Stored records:
=====

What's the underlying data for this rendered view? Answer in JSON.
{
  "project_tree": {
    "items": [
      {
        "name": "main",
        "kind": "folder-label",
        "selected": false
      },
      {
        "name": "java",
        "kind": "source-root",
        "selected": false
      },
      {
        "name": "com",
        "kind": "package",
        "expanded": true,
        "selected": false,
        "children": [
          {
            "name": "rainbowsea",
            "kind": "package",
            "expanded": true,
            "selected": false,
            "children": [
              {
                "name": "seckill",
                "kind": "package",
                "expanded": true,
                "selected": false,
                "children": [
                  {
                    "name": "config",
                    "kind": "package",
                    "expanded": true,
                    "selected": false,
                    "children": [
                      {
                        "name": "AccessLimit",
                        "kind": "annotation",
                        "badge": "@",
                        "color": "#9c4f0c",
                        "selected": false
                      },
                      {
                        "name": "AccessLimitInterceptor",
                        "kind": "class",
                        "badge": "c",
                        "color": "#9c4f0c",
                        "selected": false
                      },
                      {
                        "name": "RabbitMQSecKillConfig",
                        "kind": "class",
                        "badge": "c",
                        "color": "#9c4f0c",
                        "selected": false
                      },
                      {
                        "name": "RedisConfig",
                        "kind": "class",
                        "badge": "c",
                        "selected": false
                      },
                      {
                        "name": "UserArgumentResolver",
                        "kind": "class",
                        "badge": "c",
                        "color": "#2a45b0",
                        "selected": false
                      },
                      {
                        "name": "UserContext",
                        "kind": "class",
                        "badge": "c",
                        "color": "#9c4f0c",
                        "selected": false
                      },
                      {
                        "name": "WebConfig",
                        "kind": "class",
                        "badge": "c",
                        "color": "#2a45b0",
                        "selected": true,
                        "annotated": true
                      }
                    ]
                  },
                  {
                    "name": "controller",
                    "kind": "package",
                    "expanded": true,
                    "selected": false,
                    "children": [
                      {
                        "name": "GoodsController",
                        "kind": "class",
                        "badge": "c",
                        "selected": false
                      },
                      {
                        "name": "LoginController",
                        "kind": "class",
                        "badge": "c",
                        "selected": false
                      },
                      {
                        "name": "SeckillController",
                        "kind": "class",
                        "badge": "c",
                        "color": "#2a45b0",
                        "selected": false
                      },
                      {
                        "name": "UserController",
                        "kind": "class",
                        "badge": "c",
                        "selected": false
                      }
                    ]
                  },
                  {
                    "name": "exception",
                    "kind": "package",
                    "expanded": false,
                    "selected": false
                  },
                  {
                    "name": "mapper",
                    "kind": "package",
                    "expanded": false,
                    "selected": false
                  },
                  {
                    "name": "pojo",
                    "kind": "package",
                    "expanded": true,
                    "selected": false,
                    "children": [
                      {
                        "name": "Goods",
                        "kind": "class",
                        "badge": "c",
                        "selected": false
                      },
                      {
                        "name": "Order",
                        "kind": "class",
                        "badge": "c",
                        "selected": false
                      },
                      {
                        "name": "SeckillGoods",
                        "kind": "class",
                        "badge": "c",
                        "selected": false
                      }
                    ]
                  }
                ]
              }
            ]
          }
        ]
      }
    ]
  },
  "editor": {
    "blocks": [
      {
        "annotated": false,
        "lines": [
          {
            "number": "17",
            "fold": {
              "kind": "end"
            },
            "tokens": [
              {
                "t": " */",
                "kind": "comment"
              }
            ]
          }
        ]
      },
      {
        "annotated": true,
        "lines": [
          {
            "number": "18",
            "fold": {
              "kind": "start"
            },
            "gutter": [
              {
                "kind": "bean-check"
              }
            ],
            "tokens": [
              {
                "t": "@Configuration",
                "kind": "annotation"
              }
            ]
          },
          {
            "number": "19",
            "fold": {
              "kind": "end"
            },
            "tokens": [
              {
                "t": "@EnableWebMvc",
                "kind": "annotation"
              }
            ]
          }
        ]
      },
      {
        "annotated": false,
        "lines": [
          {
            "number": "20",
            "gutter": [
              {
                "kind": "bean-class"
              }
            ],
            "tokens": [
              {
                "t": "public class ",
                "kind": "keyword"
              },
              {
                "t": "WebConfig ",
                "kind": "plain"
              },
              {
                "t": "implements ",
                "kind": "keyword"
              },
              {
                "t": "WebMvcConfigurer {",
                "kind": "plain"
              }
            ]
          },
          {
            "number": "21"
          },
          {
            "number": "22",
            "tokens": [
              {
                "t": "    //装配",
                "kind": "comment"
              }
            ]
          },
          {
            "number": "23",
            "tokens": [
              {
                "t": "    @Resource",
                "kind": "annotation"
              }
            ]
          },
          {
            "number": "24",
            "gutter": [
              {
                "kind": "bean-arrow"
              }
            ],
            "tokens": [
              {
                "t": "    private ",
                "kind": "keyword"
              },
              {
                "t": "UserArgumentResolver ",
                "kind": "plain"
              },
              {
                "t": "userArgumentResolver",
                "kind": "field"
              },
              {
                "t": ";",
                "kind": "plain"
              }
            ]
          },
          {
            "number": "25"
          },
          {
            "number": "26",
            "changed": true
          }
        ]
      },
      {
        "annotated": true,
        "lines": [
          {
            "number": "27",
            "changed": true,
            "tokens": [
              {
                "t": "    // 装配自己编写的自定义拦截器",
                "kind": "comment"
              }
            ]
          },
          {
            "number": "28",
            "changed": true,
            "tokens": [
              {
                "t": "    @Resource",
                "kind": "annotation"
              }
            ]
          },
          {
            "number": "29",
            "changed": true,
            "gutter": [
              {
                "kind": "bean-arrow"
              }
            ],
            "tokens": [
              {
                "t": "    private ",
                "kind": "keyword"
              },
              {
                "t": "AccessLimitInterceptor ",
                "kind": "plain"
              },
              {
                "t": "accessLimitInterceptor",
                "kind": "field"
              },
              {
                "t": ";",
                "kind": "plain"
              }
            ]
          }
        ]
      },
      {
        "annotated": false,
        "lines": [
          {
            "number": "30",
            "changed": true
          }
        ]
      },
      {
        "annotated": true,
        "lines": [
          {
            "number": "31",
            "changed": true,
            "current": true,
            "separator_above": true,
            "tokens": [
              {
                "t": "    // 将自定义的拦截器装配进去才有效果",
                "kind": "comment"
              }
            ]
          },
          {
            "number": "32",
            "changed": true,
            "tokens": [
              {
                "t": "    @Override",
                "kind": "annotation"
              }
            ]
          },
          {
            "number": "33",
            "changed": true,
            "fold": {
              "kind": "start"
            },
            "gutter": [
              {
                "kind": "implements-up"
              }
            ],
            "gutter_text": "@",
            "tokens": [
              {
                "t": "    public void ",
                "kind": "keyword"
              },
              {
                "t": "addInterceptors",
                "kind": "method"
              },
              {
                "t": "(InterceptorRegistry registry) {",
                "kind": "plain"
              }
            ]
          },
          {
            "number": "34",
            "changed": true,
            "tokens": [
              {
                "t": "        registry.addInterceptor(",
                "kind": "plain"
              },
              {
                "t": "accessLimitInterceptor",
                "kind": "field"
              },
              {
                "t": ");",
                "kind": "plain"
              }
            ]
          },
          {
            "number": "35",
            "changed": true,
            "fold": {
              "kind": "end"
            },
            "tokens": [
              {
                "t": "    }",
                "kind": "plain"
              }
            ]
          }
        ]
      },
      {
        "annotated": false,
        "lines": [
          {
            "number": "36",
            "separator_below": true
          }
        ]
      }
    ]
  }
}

=====

* [Requirements]
Look through the material above and pick out each line holding the word "bean".

* [Output of the exercise]
                "kind": "bean-check"
                "kind": "bean-class"
                "kind": "bean-arrow"
                "kind": "bean-arrow"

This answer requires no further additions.